* [WHAT IS REQUIRED]:
Write out all lines holding the word "проезжей".

* [RAW RECORDS]:
☆ ☆ ☆ ☆

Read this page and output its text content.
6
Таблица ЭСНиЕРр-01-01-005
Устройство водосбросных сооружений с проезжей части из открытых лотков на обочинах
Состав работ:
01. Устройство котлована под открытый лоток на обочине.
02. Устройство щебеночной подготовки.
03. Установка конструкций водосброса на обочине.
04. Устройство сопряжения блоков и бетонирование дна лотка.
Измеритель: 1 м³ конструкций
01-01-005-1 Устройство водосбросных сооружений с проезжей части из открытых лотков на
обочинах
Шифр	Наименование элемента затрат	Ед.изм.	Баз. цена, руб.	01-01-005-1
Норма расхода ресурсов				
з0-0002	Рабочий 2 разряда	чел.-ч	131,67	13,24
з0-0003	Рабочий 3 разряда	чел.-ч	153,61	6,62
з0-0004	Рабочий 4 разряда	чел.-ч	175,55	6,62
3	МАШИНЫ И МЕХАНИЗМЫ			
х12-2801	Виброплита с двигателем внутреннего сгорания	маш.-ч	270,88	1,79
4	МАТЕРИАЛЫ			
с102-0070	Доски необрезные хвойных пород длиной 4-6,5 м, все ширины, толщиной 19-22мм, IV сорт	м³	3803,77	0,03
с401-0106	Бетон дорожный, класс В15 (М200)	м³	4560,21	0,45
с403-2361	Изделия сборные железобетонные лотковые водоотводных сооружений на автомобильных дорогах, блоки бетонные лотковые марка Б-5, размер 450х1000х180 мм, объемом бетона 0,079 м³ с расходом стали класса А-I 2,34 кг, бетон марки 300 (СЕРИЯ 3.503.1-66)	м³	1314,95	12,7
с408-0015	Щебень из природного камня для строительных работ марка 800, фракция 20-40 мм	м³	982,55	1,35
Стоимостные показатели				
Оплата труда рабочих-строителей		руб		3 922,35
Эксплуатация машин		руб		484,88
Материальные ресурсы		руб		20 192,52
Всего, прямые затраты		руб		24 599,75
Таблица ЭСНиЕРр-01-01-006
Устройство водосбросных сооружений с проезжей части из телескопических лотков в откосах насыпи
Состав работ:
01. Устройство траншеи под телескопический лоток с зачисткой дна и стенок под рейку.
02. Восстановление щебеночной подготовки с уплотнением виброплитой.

☆ ☆ ☆ ☆

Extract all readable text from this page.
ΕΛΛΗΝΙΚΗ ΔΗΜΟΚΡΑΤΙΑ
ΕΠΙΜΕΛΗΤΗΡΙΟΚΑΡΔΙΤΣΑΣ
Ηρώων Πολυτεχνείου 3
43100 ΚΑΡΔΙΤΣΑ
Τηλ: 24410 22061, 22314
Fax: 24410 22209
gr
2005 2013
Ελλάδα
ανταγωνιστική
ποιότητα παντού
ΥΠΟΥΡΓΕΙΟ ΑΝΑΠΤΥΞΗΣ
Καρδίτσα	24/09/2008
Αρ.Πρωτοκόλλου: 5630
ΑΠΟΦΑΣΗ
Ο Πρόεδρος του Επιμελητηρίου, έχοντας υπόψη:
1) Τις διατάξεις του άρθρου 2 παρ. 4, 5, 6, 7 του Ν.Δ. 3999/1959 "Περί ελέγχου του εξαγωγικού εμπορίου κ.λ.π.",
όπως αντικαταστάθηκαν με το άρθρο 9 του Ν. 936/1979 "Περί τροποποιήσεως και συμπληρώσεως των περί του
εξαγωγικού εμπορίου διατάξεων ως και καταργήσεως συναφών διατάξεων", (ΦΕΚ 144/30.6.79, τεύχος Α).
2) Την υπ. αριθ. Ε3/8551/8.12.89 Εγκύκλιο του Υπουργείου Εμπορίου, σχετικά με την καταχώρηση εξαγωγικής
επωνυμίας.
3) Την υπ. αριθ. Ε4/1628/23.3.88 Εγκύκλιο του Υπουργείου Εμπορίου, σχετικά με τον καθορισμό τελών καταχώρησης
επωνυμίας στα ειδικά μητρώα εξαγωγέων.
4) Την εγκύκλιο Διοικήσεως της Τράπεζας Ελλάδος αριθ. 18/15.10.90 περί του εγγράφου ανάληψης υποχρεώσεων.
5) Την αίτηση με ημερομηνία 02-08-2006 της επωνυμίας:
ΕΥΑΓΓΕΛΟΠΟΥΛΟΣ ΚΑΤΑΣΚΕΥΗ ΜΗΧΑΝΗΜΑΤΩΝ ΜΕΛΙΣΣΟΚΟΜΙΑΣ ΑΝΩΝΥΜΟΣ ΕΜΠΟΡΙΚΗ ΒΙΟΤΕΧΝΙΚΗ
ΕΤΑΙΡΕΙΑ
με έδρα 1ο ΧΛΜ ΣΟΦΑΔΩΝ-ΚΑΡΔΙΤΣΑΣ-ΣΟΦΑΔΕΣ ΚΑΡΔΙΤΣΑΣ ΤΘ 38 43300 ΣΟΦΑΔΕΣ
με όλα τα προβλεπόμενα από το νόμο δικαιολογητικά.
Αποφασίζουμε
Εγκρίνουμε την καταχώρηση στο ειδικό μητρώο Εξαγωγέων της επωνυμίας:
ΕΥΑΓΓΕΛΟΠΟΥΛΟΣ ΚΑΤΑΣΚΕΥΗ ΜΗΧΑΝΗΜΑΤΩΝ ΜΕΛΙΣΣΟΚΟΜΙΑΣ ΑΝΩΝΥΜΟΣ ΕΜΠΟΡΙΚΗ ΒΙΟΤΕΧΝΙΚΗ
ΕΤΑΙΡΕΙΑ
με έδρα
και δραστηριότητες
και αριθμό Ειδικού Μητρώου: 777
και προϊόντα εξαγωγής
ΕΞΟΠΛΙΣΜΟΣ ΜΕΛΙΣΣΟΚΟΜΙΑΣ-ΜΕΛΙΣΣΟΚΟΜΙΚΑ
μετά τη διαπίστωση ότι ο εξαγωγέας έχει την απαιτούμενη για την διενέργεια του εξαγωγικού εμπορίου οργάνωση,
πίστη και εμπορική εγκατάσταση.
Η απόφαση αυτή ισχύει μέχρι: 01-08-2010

☆ ☆ ☆ ☆

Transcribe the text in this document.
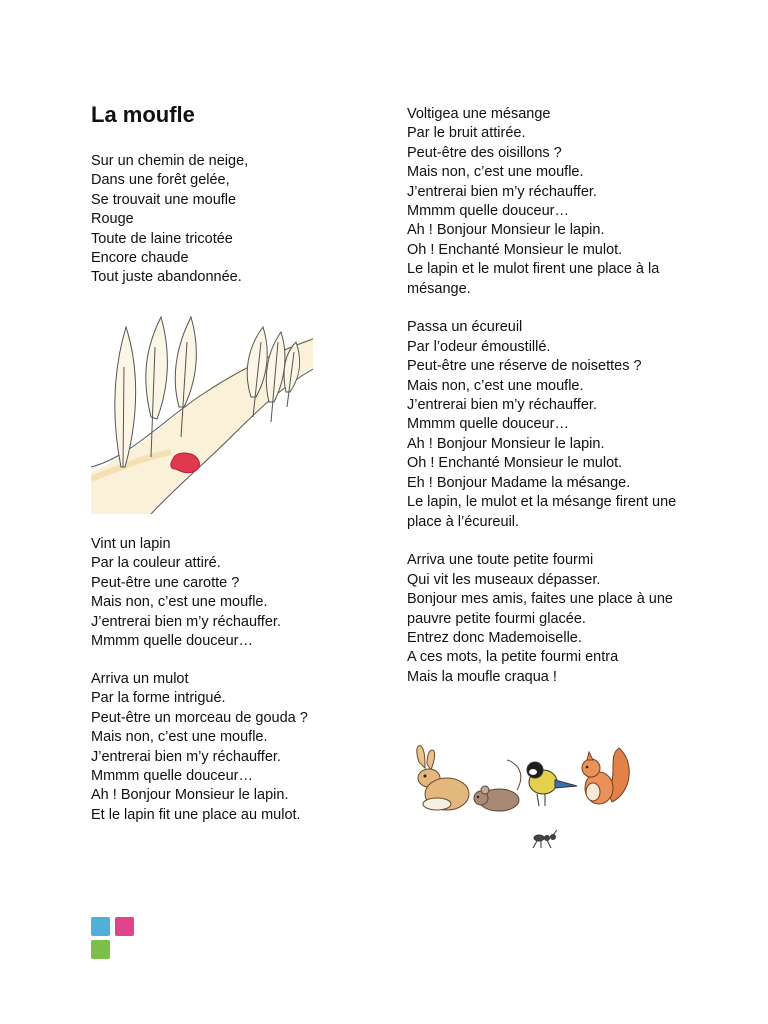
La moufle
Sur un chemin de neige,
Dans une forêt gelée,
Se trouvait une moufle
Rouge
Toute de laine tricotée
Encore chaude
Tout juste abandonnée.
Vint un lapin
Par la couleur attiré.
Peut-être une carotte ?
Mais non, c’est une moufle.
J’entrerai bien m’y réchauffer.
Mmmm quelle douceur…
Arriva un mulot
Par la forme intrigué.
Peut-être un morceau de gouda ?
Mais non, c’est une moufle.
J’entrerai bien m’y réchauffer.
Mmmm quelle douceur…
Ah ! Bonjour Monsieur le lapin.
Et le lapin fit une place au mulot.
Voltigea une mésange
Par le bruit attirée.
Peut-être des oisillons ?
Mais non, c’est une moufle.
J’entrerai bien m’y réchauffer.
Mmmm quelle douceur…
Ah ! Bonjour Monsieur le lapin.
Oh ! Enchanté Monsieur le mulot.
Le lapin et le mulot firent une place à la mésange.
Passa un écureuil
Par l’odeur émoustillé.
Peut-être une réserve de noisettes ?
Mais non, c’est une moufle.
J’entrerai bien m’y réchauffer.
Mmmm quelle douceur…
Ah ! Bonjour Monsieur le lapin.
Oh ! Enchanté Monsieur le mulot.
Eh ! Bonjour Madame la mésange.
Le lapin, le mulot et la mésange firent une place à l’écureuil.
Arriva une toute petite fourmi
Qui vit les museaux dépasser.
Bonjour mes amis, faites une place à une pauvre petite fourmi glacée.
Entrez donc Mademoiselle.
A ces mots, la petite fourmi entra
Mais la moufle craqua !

☆ ☆ ☆ ☆

* [COMPLETE ANSWER]:
Устройство водосбросных сооружений с проезжей части из открытых лотков на обочинах
01-01-005-1 Устройство водосбросных сооружений с проезжей части из открытых лотков на
Устройство водосбросных сооружений с проезжей части из телескопических лотков в откосах насыпи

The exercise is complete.